_EXERCISE BRIEF_
Check each line of the material below, and copy it if it holds the string "this".
* * *
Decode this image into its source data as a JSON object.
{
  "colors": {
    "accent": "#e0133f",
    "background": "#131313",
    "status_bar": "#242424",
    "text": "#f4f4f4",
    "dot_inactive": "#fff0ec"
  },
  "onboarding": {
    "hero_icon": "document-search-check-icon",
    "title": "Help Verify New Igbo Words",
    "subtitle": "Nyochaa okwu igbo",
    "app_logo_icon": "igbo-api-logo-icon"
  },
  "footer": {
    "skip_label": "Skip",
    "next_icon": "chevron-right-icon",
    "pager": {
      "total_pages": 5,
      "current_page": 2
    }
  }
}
* * *
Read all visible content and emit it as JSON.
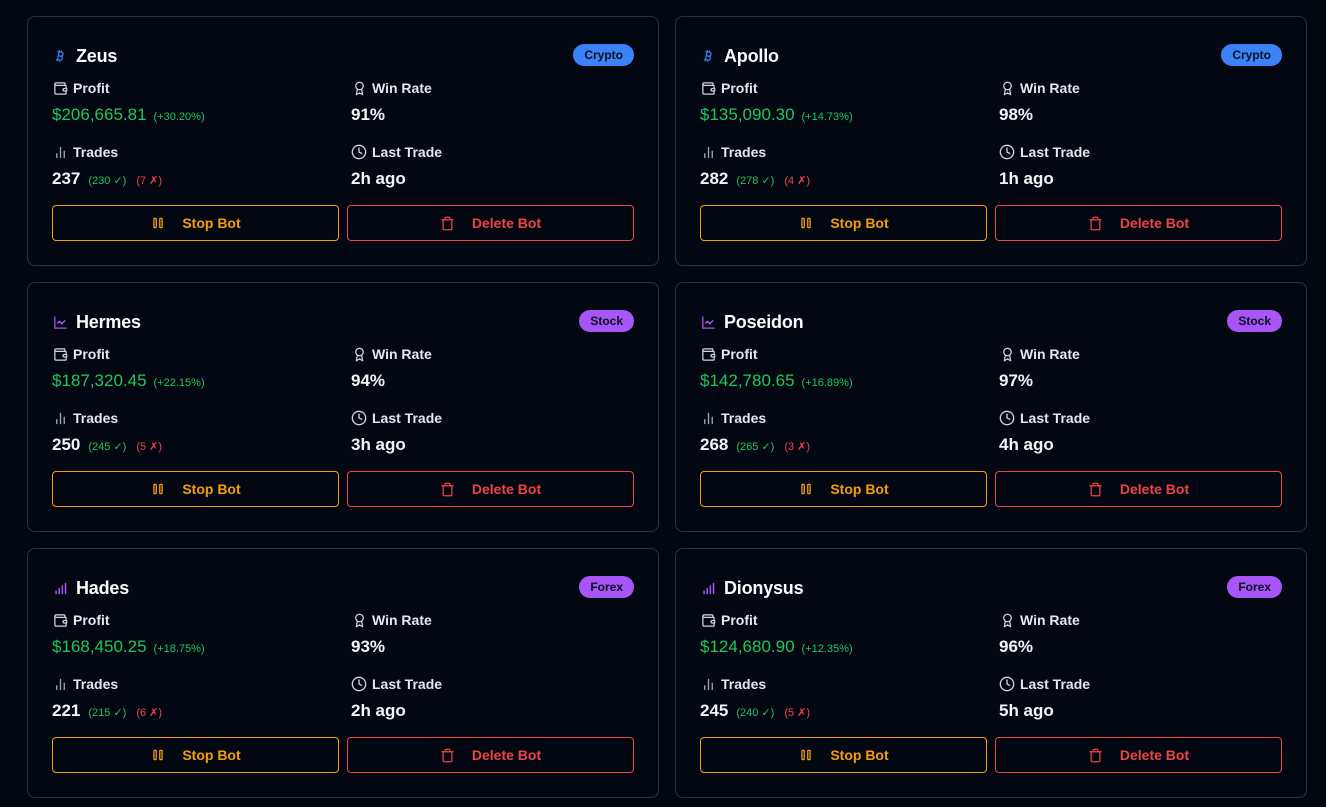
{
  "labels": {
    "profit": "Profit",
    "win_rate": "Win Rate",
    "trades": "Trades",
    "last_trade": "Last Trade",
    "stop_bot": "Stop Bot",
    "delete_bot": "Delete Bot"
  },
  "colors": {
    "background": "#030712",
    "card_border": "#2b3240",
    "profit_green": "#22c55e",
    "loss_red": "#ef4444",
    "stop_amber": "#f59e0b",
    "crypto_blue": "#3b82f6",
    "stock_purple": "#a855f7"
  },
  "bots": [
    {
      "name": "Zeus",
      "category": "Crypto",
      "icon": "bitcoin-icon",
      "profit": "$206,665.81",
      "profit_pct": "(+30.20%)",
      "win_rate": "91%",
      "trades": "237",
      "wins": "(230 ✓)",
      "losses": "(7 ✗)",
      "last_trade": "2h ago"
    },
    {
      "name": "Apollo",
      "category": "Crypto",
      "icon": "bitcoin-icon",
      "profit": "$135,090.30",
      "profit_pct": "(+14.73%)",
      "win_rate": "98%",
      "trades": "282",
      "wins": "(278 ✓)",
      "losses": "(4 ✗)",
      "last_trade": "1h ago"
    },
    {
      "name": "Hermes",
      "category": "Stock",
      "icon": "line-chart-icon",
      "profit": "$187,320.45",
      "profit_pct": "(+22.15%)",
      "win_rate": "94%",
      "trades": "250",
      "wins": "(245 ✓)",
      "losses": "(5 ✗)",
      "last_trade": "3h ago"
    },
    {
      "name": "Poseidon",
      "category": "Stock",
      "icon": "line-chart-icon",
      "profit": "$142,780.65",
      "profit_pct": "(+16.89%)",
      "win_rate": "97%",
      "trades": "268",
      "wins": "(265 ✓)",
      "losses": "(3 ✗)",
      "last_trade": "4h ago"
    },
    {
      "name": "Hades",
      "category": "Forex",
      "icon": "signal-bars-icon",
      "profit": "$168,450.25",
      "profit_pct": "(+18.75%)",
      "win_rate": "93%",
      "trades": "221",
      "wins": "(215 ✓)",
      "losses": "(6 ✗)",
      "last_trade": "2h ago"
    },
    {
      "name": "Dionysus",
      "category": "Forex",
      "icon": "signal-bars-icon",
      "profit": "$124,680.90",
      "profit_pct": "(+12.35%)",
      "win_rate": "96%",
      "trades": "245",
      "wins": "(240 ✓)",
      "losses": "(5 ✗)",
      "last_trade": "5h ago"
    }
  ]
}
* * *
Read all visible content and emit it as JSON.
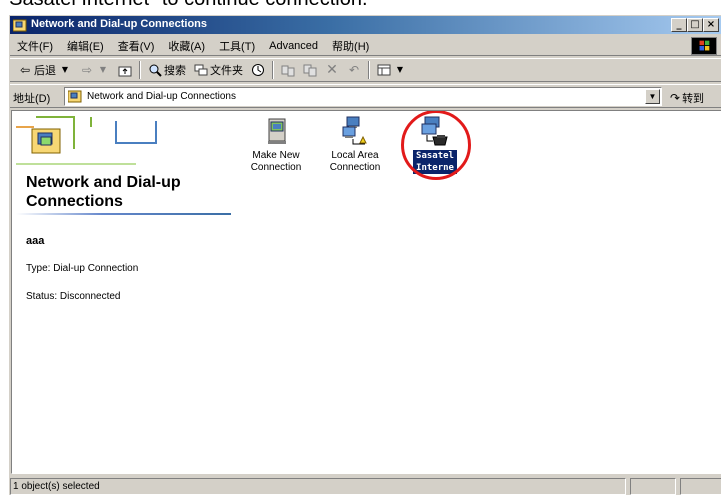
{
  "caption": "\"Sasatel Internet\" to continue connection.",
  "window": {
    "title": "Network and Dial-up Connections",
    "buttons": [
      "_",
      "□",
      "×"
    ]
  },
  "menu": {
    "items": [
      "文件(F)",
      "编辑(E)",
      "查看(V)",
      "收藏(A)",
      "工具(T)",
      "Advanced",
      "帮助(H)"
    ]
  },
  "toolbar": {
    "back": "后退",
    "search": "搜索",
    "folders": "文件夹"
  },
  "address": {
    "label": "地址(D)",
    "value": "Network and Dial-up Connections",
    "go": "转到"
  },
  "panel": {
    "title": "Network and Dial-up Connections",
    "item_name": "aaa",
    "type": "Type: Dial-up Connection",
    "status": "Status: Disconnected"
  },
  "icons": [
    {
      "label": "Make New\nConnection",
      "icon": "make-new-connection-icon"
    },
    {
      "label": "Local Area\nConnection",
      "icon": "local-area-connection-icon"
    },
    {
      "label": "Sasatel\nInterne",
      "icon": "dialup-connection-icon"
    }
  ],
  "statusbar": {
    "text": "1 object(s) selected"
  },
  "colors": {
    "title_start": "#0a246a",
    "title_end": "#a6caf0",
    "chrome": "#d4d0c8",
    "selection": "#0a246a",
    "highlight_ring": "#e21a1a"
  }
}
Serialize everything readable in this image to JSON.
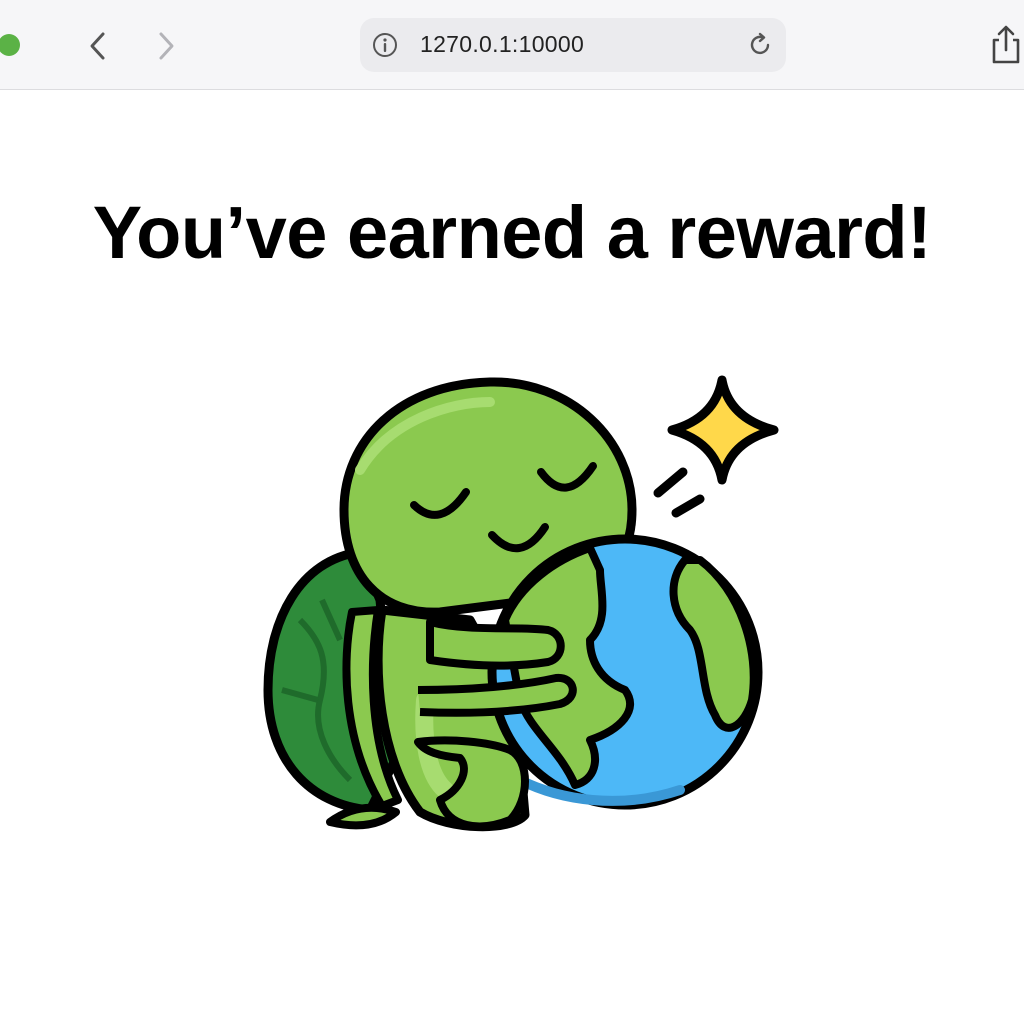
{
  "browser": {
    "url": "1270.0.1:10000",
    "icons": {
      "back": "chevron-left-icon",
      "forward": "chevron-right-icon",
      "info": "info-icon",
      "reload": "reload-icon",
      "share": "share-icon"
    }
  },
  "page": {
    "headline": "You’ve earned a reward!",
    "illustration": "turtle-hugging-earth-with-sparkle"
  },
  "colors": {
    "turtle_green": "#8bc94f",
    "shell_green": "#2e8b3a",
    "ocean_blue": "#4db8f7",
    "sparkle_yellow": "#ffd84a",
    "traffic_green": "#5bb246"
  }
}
* * *
_THE RESULT_
Decode this image into its source data as a JSON object.
Serialize everything readable in this image to JSON.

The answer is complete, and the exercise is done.